··· Dostarczony tekst
BAŁKAŃSKIE KOPYTKA - RUMUNIA - dzień 16

BRAN – CAMPULUNG – PITESTI – RUMNICU VALCEA – GOVORA – COSTESTI – HOREZU – POLOVRAGI – NOVACI - RANCA 


 

 TRASA 285 km - MAPA


Rano postanowiliśmy zdobyć tzw. zamek Drakuli – niby wszyscy chwalą się, że tu mieszkał a tak naprawdę to jego zamek jest w Poienari – ale ten też podobno niczego sobie – tyle, że komercyjny i znacznie lepiej zachowany. A no i nie trzeba pokonywać 1450 schodów, żeby się do niego dostać :) Daleko do zamku nie mieliśmy – ledwie kilka kilometrów. Wokół pełno mniej i bardzie oficjalnych parkingów – my stajemy naprzeciwko campingu – jak tam wjechać – chyba ciężko camperem – rozłożone są jedynie namioty, czasem jakiś samochód, a to wszystko naprzeciwko muzeum. Czekamy do 9 bo o tej porze otwierają kasy, by po kilku minutach spaceru zapukać do jego bram – kasują 25 lei i wpuszczają.
······
▸ **Części zadania**:
1. Przepisz bez żadnych zmian fragment rekordów od ich pierwszego wiersza do wiersza zawierającego „bar-O‘rta-5 xyxy=(468,283,479,435)”. Oba te wiersze mają się znaleźć w wyniku.
2. Podejmij relację z podróży po Rumunii od miejsca, w którym się kończy, i dopisz jej dalszy ciąg.
··· Dostarczone rekordy
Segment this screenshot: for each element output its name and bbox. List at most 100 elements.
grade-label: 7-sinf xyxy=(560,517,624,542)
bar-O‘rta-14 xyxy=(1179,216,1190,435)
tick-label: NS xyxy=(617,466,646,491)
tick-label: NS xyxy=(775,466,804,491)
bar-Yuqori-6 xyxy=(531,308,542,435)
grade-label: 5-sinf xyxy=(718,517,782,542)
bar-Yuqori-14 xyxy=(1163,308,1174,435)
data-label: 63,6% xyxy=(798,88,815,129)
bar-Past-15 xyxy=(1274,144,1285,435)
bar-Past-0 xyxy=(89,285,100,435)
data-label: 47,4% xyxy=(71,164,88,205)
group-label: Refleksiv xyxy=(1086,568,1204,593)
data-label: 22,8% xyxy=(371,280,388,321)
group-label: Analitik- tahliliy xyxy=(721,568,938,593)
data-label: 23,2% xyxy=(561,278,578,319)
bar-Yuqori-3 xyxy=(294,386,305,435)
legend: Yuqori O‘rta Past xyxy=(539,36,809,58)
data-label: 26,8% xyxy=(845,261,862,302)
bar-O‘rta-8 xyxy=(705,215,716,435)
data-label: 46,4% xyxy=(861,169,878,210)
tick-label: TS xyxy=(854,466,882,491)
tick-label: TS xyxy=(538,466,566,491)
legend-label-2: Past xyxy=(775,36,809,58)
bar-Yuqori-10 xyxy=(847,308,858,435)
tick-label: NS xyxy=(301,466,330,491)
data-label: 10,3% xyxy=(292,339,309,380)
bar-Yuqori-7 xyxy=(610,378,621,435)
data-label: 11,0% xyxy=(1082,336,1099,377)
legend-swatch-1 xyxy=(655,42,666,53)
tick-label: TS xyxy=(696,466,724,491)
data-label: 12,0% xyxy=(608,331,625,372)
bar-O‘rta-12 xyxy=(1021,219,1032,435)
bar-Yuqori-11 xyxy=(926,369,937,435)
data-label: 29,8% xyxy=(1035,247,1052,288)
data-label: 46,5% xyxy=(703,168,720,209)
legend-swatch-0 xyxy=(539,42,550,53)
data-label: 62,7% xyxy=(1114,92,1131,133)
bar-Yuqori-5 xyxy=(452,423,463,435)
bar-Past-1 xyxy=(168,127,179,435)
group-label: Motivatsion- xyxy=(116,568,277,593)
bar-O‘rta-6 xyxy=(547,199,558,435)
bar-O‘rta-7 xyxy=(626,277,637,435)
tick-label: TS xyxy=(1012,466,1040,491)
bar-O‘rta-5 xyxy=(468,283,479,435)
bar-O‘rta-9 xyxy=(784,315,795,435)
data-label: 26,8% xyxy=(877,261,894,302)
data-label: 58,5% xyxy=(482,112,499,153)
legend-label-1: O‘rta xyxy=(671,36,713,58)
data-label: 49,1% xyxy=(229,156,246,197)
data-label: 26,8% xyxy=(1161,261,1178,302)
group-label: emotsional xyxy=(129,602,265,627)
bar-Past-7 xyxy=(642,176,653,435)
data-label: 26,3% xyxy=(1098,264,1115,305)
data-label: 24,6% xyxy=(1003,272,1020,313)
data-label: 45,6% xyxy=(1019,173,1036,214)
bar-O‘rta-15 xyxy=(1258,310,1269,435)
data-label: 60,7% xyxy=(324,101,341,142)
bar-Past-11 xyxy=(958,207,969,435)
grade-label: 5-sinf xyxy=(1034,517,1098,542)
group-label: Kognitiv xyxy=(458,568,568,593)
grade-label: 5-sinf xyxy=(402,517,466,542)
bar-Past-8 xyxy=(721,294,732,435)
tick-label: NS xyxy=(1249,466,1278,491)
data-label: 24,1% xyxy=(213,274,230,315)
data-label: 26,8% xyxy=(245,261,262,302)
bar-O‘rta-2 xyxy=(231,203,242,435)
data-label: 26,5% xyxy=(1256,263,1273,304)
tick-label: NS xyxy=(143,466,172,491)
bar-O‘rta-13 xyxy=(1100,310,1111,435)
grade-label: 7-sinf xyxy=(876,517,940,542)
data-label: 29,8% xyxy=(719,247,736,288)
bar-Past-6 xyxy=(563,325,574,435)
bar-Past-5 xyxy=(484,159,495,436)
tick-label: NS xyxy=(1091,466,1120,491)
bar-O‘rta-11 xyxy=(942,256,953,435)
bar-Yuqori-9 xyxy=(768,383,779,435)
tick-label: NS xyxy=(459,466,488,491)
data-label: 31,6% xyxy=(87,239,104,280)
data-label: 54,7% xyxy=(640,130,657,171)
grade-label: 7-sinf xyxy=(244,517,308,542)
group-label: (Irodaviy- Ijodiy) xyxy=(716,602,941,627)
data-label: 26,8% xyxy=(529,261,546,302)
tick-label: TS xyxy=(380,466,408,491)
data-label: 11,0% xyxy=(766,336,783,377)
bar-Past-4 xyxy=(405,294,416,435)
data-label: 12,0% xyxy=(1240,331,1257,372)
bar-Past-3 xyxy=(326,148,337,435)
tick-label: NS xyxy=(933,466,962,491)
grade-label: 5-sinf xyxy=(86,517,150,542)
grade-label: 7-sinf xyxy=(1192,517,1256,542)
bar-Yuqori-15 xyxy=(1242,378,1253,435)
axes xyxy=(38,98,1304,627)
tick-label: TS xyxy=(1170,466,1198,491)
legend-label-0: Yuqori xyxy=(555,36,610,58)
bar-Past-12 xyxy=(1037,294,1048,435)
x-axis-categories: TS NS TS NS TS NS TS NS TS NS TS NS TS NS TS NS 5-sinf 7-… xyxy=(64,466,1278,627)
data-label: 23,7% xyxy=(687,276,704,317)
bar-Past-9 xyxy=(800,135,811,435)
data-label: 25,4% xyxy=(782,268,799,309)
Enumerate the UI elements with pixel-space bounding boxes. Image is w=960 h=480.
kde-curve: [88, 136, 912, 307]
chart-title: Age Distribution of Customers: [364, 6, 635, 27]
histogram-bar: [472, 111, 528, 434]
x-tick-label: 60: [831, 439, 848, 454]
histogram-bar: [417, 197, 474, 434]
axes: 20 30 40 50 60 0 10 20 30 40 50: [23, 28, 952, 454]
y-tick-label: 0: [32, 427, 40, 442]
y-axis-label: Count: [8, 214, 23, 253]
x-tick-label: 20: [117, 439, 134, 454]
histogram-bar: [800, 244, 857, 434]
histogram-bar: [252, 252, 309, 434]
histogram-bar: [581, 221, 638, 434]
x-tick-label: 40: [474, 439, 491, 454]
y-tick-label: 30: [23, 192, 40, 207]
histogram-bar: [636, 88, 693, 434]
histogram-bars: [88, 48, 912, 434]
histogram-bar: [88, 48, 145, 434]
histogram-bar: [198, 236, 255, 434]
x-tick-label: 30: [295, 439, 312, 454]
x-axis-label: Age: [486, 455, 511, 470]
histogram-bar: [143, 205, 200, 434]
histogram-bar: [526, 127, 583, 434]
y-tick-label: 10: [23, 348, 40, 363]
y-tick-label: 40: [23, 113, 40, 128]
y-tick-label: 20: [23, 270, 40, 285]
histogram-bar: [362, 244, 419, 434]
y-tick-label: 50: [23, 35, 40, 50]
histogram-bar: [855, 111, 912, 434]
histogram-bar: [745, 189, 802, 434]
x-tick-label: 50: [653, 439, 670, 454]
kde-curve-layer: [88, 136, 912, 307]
······
▸ **Wyniki**:
1.
Segment this screenshot: for each element output its name and bbox. List at most 100 elements.
grade-label: 7-sinf xyxy=(560,517,624,542)
bar-O‘rta-14 xyxy=(1179,216,1190,435)
tick-label: NS xyxy=(617,466,646,491)
tick-label: NS xyxy=(775,466,804,491)
bar-Yuqori-6 xyxy=(531,308,542,435)
grade-label: 5-sinf xyxy=(718,517,782,542)
bar-Yuqori-14 xyxy=(1163,308,1174,435)
data-label: 63,6% xyxy=(798,88,815,129)
bar-Past-15 xyxy=(1274,144,1285,435)
bar-Past-0 xyxy=(89,285,100,435)
data-label: 47,4% xyxy=(71,164,88,205)
group-label: Refleksiv xyxy=(1086,568,1204,593)
data-label: 22,8% xyxy=(371,280,388,321)
group-label: Analitik- tahliliy xyxy=(721,568,938,593)
data-label: 23,2% xyxy=(561,278,578,319)
bar-Yuqori-3 xyxy=(294,386,305,435)
legend: Yuqori O‘rta Past xyxy=(539,36,809,58)
data-label: 26,8% xyxy=(845,261,862,302)
bar-O‘rta-8 xyxy=(705,215,716,435)
data-label: 46,4% xyxy=(861,169,878,210)
tick-label: TS xyxy=(854,466,882,491)
tick-label: TS xyxy=(538,466,566,491)
legend-label-2: Past xyxy=(775,36,809,58)
bar-Yuqori-10 xyxy=(847,308,858,435)
tick-label: NS xyxy=(301,466,330,491)
data-label: 10,3% xyxy=(292,339,309,380)
bar-Yuqori-7 xyxy=(610,378,621,435)
data-label: 11,0% xyxy=(1082,336,1099,377)
legend-swatch-1 xyxy=(655,42,666,53)
tick-label: TS xyxy=(696,466,724,491)
data-label: 12,0% xyxy=(608,331,625,372)
bar-O‘rta-12 xyxy=(1021,219,1032,435)
bar-Yuqori-11 xyxy=(926,369,937,435)
data-label: 29,8% xyxy=(1035,247,1052,288)
data-label: 46,5% xyxy=(703,168,720,209)
legend-swatch-0 xyxy=(539,42,550,53)
data-label: 62,7% xyxy=(1114,92,1131,133)
bar-Yuqori-5 xyxy=(452,423,463,435)
bar-Past-1 xyxy=(168,127,179,435)
group-label: Motivatsion- xyxy=(116,568,277,593)
bar-O‘rta-6 xyxy=(547,199,558,435)
bar-O‘rta-7 xyxy=(626,277,637,435)
tick-label: TS xyxy=(1012,466,1040,491)
bar-O‘rta-5 xyxy=(468,283,479,435)

2.
Wszędzie wokoło jarmarcznie, tylko trochę do górki i można zwiedzać. Zamek niczego sobie szczególnie z zewnątrz, w środku również zagospodarowany, ale strasznie tu tłoczno. Ledwie kilka minut po 9 a już trzeba się przeciskać – no tak to jeden z głównych programów wycieczek do Rumunii.  


 








 








 
 
 

Jeszcze tylko małe co nieco do kawy –mmmm pycha.  


Przed nami góry, góry, góry – kolejnymi serpentynami wspinamy się na przełęcze. Mogliśmy odbić Na Curtea de Arges i zaoszczędzić około 30 km jednak po bliższym przyjrzeniu się mapie raz, że boczna, dwa wyglądała na dużo bardziej pokręconą niż ta wybrana przez nas przez Pitesti, trzy na mapie odcinek






 


Z Curtea de Arges do Rumnicu Valcea oznakowana jest jako kiepski odcinek – może w międzyczasie już go wyremontowali, ale nie ryzykujemy.  








W Rumnicu Valcea rozpętała się prawdziwa ulewa – ciężko jechać – pół godziny spędzamy na poboczu – nie jedyni.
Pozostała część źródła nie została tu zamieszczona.